§ **What the task requires**
Copy every line of the listing exactly.

§ **Figure collection entries**
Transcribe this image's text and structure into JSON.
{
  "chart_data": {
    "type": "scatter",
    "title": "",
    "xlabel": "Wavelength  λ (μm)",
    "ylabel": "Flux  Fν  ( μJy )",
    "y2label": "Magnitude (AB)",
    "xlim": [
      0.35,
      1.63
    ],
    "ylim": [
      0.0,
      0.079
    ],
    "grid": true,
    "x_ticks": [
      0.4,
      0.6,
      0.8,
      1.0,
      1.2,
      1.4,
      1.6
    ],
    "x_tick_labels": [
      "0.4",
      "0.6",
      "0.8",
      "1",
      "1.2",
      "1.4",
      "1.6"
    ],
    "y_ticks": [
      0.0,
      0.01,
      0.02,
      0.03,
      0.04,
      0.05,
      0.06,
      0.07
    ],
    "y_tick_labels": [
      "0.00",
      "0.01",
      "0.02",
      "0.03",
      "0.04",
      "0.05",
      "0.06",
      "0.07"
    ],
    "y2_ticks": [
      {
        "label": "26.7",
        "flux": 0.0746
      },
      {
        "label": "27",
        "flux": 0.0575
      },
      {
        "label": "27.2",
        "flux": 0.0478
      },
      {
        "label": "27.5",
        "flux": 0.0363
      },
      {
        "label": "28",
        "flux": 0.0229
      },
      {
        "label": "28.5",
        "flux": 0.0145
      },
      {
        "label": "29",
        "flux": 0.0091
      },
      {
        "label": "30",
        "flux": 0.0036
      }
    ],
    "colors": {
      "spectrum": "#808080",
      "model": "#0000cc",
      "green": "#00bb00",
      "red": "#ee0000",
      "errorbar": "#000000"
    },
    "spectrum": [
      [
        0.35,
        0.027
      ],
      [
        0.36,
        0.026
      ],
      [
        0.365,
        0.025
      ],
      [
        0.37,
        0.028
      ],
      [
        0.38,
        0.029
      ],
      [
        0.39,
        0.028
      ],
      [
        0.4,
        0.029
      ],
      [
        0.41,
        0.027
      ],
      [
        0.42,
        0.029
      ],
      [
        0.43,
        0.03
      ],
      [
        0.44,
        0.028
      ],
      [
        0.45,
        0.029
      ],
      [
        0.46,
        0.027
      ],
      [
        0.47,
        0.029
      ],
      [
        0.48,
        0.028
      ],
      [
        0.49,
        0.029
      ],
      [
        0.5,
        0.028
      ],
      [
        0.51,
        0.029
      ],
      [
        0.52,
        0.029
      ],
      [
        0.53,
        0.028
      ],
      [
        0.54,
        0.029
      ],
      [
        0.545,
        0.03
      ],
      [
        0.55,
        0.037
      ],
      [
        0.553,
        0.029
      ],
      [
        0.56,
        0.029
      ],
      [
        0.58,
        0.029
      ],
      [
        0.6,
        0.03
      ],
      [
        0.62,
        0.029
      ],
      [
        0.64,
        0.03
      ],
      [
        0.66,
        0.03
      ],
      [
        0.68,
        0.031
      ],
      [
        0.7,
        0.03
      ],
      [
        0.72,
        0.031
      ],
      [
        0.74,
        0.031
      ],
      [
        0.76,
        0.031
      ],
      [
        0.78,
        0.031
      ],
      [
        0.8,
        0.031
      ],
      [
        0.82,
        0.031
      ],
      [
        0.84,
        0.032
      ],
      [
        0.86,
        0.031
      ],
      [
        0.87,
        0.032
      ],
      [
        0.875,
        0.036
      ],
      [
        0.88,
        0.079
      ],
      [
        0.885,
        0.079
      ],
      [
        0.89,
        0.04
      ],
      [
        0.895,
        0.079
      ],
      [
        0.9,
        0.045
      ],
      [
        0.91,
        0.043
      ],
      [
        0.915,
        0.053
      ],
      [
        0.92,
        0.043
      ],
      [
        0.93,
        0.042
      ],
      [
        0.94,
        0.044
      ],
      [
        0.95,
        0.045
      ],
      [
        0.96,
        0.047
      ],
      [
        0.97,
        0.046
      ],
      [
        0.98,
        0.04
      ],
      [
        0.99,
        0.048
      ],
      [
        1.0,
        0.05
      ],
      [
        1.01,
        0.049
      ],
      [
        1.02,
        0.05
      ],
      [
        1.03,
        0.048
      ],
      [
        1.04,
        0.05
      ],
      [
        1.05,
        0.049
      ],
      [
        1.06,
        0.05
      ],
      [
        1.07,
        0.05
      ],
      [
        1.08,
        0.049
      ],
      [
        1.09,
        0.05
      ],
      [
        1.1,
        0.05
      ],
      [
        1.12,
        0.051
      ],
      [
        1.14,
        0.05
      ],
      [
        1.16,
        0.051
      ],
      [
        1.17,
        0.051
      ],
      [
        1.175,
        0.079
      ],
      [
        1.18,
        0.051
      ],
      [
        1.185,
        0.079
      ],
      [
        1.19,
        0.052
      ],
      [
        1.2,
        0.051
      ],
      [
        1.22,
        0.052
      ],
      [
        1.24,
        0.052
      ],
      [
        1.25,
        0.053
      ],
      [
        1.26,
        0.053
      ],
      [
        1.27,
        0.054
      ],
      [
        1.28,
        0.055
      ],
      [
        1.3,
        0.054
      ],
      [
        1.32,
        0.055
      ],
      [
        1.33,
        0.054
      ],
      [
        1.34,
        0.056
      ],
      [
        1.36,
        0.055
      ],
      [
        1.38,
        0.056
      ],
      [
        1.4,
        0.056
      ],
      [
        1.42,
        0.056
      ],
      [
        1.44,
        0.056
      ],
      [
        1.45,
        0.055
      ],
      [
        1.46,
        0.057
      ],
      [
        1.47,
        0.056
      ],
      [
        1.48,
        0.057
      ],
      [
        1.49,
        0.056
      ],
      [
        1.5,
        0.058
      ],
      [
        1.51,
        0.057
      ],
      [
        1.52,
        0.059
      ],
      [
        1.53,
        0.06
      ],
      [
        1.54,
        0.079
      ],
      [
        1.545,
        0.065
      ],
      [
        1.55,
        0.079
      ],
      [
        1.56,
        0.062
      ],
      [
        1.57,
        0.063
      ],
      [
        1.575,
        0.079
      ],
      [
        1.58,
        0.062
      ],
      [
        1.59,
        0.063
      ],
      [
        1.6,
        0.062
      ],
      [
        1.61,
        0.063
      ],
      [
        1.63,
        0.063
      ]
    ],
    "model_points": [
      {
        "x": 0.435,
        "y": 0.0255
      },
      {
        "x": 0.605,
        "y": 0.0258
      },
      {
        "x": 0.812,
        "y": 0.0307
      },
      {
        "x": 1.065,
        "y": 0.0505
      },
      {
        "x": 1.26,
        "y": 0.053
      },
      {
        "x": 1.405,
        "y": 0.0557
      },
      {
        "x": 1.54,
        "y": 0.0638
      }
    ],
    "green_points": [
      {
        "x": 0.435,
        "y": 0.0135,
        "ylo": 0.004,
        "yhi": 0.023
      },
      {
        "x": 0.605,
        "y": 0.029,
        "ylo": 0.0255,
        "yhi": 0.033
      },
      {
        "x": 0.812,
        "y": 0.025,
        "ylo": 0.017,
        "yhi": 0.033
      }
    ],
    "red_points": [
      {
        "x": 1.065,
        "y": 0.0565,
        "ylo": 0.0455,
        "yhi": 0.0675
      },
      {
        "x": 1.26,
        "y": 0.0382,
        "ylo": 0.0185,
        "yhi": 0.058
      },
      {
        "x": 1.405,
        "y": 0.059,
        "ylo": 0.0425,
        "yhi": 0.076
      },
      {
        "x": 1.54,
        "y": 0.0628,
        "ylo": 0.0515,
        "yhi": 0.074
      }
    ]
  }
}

§ **Exercise solution**
Transcribe this image's text and structure into JSON.
{
  "chart_data": {
    "type": "scatter",
    "title": "",
    "xlabel": "Wavelength  λ (μm)",
    "ylabel": "Flux  Fν  ( μJy )",
    "y2label": "Magnitude (AB)",
    "xlim": [
      0.35,
      1.63
    ],
    "ylim": [
      0.0,
      0.079
    ],
    "grid": true,
    "x_ticks": [
      0.4,
      0.6,
      0.8,
      1.0,
      1.2,
      1.4,
      1.6
    ],
    "x_tick_labels": [
      "0.4",
      "0.6",
      "0.8",
      "1",
      "1.2",
      "1.4",
      "1.6"
    ],
    "y_ticks": [
      0.0,
      0.01,
      0.02,
      0.03,
      0.04,
      0.05,
      0.06,
      0.07
    ],
    "y_tick_labels": [
      "0.00",
      "0.01",
      "0.02",
      "0.03",
      "0.04",
      "0.05",
      "0.06",
      "0.07"
    ],
    "y2_ticks": [
      {
        "label": "26.7",
        "flux": 0.0746
      },
      {
        "label": "27",
        "flux": 0.0575
      },
      {
        "label": "27.2",
        "flux": 0.0478
      },
      {
        "label": "27.5",
        "flux": 0.0363
      },
      {
        "label": "28",
        "flux": 0.0229
      },
      {
        "label": "28.5",
        "flux": 0.0145
      },
      {
        "label": "29",
        "flux": 0.0091
      },
      {
        "label": "30",
        "flux": 0.0036
      }
    ],
    "colors": {
      "spectrum": "#808080",
      "model": "#0000cc",
      "green": "#00bb00",
      "red": "#ee0000",
      "errorbar": "#000000"
    },
    "spectrum": [
      [
        0.35,
        0.027
      ],
      [
        0.36,
        0.026
      ],
      [
        0.365,
        0.025
      ],
      [
        0.37,
        0.028
      ],
      [
        0.38,
        0.029
      ],
      [
        0.39,
        0.028
      ],
      [
        0.4,
        0.029
      ],
      [
        0.41,
        0.027
      ],
      [
        0.42,
        0.029
      ],
      [
        0.43,
        0.03
      ],
      [
        0.44,
        0.028
      ],
      [
        0.45,
        0.029
      ],
      [
        0.46,
        0.027
      ],
      [
        0.47,
        0.029
      ],
      [
        0.48,
        0.028
      ],
      [
        0.49,
        0.029
      ],
      [
        0.5,
        0.028
      ],
      [
        0.51,
        0.029
      ],
      [
        0.52,
        0.029
      ],
      [
        0.53,
        0.028
      ],
      [
        0.54,
        0.029
      ],
      [
        0.545,
        0.03
      ],
      [
        0.55,
        0.037
      ],
      [
        0.553,
        0.029
      ],
      [
        0.56,
        0.029
      ],
      [
        0.58,
        0.029
      ],
      [
        0.6,
        0.03
      ],
      [
        0.62,
        0.029
      ],
      [
        0.64,
        0.03
      ],
      [
        0.66,
        0.03
      ],
      [
        0.68,
        0.031
      ],
      [
        0.7,
        0.03
      ],
      [
        0.72,
        0.031
      ],
      [
        0.74,
        0.031
      ],
      [
        0.76,
        0.031
      ],
      [
        0.78,
        0.031
      ],
      [
        0.8,
        0.031
      ],
      [
        0.82,
        0.031
      ],
      [
        0.84,
        0.032
      ],
      [
        0.86,
        0.031
      ],
      [
        0.87,
        0.032
      ],
      [
        0.875,
        0.036
      ],
      [
        0.88,
        0.079
      ],
      [
        0.885,
        0.079
      ],
      [
        0.89,
        0.04
      ],
      [
        0.895,
        0.079
      ],
      [
        0.9,
        0.045
      ],
      [
        0.91,
        0.043
      ],
      [
        0.915,
        0.053
      ],
      [
        0.92,
        0.043
      ],
      [
        0.93,
        0.042
      ],
      [
        0.94,
        0.044
      ],
      [
        0.95,
        0.045
      ],
      [
        0.96,
        0.047
      ],
      [
        0.97,
        0.046
      ],
      [
        0.98,
        0.04
      ],
      [
        0.99,
        0.048
      ],
      [
        1.0,
        0.05
      ],
      [
        1.01,
        0.049
      ],
      [
        1.02,
        0.05
      ],
      [
        1.03,
        0.048
      ],
      [
        1.04,
        0.05
      ],
      [
        1.05,
        0.049
      ],
      [
        1.06,
        0.05
      ],
      [
        1.07,
        0.05
      ],
      [
        1.08,
        0.049
      ],
      [
        1.09,
        0.05
      ],
      [
        1.1,
        0.05
      ],
      [
        1.12,
        0.051
      ],
      [
        1.14,
        0.05
      ],
      [
        1.16,
        0.051
      ],
      [
        1.17,
        0.051
      ],
      [
        1.175,
        0.079
      ],
      [
        1.18,
        0.051
      ],
      [
        1.185,
        0.079
      ],
      [
        1.19,
        0.052
      ],
      [
        1.2,
        0.051
      ],
      [
        1.22,
        0.052
      ],
      [
        1.24,
        0.052
      ],
      [
        1.25,
        0.053
      ],
      [
        1.26,
        0.053
      ],
      [
        1.27,
        0.054
      ],
      [
        1.28,
        0.055
      ],
      [
        1.3,
        0.054
      ],
      [
        1.32,
        0.055
      ],
      [
        1.33,
        0.054
      ],
      [
        1.34,
        0.056
      ],
      [
        1.36,
        0.055
      ],
      [
        1.38,
        0.056
      ],
      [
        1.4,
        0.056
      ],
      [
        1.42,
        0.056
      ],
      [
        1.44,
        0.056
      ],
      [
        1.45,
        0.055
      ],
      [
        1.46,
        0.057
      ],
      [
        1.47,
        0.056
      ],
      [
        1.48,
        0.057
      ],
      [
        1.49,
        0.056
      ],
      [
        1.5,
        0.058
      ],
      [
        1.51,
        0.057
      ],
      [
        1.52,
        0.059
      ],
      [
        1.53,
        0.06
      ],
      [
        1.54,
        0.079
      ],
      [
        1.545,
        0.065
      ],
      [
        1.55,
        0.079
      ],
      [
        1.56,
        0.062
      ],
      [
        1.57,
        0.063
      ],
      [
        1.575,
        0.079
      ],
      [
        1.58,
        0.062
      ],
      [
        1.59,
        0.063
      ],
      [
        1.6,
        0.062
      ],
      [
        1.61,
        0.063
      ],
      [
        1.63,
        0.063
      ]
    ],
    "model_points": [
      {
        "x": 0.435,
        "y": 0.0255
      },
      {
        "x": 0.605,
        "y": 0.0258
      },
      {
        "x": 0.812,
        "y": 0.0307
      },
      {
        "x": 1.065,
        "y": 0.0505
      },
      {
        "x": 1.26,
        "y": 0.053
      },
      {
        "x": 1.405,
        "y": 0.0557
      },
      {
        "x": 1.54,
        "y": 0.0638
      }
    ],
    "green_points": [
      {
        "x": 0.435,
        "y": 0.0135,
        "ylo": 0.004,
        "yhi": 0.023
      },
      {
        "x": 0.605,
        "y": 0.029,
        "ylo": 0.0255,
        "yhi": 0.033
      },
      {
        "x": 0.812,
        "y": 0.025,
        "ylo": 0.017,
        "yhi": 0.033
      }
    ],
    "red_points": [
      {
        "x": 1.065,
        "y": 0.0565,
        "ylo": 0.0455,
        "yhi": 0.0675
      },
      {
        "x": 1.26,
        "y": 0.0382,
        "ylo": 0.0185,
        "yhi": 0.058
      },
      {
        "x": 1.405,
        "y": 0.059,
        "ylo": 0.0425,
        "yhi": 0.076
      },
      {
        "x": 1.54,
        "y": 0.0628,
        "ylo": 0.0515,
        "yhi": 0.074
      }
    ]
  }
}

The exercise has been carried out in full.